>>

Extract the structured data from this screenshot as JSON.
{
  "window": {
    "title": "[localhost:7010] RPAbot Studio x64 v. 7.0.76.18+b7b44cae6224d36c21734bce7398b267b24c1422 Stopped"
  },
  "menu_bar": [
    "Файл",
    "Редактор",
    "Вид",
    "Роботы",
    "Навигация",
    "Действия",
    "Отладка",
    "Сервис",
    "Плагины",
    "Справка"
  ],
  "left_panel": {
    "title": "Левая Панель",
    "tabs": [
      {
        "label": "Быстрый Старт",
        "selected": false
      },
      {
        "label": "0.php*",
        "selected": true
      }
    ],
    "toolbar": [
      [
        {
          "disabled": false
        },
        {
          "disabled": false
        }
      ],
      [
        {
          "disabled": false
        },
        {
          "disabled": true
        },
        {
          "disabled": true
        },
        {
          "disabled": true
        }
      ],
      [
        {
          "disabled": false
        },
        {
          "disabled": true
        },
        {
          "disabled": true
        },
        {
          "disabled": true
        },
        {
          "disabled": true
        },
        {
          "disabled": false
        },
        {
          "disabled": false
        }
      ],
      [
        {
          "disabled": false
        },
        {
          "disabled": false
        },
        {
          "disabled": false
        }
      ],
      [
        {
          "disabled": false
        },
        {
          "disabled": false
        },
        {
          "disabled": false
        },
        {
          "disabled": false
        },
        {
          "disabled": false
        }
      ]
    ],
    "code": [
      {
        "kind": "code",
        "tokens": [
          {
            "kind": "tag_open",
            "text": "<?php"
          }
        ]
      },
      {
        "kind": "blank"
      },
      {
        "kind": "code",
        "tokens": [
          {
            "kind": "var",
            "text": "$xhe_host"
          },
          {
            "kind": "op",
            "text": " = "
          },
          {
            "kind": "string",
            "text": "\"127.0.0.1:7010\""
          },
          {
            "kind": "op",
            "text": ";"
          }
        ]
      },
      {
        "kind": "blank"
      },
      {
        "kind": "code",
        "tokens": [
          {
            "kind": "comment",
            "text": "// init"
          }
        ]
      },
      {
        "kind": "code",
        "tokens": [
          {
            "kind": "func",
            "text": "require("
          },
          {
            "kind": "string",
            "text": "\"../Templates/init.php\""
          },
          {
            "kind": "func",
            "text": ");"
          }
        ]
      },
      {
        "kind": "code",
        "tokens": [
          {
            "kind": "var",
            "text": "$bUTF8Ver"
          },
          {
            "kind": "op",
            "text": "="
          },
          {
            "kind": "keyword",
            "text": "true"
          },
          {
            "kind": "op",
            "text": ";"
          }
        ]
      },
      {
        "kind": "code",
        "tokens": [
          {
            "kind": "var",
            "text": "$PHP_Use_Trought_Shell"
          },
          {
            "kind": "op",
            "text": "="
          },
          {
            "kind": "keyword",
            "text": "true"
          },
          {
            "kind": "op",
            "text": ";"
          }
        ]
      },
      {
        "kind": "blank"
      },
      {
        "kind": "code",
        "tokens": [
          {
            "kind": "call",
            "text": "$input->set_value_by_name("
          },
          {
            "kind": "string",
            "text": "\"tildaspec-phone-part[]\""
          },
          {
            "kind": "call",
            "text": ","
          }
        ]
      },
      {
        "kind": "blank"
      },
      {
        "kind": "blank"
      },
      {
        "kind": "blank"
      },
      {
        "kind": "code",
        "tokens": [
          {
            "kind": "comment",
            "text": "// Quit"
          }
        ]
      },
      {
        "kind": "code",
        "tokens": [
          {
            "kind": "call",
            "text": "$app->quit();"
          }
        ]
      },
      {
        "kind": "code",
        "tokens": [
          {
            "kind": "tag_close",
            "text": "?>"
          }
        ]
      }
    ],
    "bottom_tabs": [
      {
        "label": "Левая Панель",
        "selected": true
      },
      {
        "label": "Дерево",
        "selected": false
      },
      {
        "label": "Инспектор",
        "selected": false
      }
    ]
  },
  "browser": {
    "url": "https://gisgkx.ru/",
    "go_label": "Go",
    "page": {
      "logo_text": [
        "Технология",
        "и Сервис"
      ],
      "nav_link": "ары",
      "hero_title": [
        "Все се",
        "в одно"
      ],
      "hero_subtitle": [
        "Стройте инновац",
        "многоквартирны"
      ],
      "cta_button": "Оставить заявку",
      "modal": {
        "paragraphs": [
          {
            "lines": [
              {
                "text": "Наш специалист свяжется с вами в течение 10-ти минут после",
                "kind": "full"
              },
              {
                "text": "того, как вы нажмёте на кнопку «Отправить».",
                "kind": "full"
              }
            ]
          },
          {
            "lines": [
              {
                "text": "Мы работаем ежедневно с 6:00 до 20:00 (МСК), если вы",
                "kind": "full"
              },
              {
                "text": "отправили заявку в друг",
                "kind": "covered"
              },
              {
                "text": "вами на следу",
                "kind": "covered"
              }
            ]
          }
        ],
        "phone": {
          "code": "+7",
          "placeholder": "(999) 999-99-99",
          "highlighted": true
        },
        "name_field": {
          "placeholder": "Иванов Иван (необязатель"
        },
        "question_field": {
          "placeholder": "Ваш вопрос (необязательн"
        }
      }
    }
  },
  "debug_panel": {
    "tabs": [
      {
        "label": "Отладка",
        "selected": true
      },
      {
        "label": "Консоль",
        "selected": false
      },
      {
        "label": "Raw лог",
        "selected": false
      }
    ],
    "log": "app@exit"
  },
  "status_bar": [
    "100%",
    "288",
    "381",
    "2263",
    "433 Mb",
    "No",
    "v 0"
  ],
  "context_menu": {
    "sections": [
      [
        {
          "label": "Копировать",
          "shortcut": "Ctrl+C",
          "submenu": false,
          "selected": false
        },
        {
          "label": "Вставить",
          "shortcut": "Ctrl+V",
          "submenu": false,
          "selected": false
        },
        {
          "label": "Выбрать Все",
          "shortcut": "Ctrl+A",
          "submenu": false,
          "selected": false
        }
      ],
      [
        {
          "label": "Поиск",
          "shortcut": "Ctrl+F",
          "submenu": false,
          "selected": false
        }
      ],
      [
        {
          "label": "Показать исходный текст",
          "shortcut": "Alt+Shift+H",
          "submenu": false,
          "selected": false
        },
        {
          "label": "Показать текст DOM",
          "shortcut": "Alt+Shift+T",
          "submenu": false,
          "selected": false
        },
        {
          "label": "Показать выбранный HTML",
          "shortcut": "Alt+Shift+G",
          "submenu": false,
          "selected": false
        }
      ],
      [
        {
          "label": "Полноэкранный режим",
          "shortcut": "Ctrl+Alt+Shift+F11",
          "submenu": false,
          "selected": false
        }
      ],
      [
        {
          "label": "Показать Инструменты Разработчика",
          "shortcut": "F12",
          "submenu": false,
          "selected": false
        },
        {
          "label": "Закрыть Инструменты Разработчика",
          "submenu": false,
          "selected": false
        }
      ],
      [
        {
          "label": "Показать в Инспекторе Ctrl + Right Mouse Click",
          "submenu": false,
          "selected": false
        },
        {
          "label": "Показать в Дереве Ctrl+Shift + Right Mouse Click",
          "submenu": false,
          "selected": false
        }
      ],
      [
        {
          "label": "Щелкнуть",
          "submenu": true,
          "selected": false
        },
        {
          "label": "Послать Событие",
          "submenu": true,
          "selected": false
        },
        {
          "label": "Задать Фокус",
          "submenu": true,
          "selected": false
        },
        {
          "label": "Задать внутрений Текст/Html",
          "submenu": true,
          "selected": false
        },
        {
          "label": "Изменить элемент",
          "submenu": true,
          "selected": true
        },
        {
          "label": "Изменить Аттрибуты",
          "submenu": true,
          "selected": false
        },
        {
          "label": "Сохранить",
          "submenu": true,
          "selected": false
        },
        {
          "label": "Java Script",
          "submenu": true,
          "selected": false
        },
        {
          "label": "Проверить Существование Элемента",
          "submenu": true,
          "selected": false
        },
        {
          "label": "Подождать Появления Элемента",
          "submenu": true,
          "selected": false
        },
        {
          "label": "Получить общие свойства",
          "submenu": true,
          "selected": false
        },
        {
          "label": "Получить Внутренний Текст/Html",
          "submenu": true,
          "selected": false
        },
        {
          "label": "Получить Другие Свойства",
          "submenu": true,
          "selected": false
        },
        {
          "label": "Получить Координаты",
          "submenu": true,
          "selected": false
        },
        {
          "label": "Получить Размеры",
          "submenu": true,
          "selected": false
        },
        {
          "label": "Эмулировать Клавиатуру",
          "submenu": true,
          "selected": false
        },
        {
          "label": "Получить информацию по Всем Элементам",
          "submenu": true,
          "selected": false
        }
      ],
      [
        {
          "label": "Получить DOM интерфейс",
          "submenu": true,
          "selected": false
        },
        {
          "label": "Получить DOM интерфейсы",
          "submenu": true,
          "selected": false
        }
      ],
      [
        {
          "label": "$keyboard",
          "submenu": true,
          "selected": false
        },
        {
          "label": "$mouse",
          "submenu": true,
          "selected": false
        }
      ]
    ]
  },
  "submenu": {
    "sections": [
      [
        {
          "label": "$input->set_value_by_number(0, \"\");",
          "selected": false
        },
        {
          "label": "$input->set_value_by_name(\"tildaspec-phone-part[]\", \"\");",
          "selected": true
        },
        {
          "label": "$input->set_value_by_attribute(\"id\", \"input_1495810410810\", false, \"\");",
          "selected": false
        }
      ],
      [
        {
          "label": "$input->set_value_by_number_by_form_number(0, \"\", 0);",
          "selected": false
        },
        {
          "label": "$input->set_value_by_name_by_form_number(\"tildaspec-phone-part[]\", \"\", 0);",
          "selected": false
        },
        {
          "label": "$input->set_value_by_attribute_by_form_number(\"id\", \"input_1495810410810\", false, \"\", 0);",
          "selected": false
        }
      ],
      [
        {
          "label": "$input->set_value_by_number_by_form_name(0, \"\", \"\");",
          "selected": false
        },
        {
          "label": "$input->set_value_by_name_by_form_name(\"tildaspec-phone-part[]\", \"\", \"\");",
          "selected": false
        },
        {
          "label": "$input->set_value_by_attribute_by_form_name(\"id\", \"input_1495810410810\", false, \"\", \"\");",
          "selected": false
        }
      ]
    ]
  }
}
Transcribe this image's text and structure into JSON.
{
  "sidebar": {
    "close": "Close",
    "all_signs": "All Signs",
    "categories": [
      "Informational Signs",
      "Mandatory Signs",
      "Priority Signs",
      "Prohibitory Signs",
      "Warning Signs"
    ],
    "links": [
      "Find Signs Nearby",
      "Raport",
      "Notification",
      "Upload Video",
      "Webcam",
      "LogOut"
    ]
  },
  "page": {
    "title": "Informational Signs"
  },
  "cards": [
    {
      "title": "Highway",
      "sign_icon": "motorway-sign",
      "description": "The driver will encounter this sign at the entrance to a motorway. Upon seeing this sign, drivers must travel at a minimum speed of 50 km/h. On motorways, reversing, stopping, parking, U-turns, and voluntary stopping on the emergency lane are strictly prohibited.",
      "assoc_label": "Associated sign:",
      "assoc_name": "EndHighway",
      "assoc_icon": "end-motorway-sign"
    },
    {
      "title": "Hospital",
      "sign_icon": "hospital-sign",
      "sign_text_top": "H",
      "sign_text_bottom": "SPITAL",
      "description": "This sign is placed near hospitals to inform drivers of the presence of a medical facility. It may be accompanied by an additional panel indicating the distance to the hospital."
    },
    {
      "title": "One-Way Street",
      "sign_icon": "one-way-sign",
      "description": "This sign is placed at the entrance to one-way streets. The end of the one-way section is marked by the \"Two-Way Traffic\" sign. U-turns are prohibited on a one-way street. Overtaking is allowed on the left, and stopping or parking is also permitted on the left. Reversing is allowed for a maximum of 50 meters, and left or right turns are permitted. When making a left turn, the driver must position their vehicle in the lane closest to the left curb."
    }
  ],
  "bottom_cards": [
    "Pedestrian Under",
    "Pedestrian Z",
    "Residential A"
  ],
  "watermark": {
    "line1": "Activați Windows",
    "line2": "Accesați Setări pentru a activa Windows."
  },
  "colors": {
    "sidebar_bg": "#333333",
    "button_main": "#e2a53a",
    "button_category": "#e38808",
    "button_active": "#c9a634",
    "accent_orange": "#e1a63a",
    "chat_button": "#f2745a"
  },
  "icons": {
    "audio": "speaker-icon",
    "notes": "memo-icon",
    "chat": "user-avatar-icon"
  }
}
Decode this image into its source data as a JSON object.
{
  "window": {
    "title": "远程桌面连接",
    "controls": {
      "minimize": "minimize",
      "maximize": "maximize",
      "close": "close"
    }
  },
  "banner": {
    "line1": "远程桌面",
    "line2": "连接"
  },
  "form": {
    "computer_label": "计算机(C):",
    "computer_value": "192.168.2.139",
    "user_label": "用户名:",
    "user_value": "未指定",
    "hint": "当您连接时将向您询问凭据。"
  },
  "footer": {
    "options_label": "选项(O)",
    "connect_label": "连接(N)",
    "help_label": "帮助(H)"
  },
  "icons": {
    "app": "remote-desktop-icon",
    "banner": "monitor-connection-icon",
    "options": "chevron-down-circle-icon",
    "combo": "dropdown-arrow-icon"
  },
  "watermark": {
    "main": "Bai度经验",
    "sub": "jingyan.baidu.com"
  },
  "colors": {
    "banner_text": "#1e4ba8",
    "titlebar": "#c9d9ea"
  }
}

<<

- _Task details_
Identify each line holding the string "Получить", and copy it out.

- _The result_
          "label": "Получить общие свойства",
          "label": "Получить Внутренний Текст/Html",
          "label": "Получить Другие Свойства",
          "label": "Получить Координаты",
          "label": "Получить Размеры",
          "label": "Получить информацию по Всем Элементам",
          "label": "Получить DOM интерфейс",
          "label": "Получить DOM интерфейсы",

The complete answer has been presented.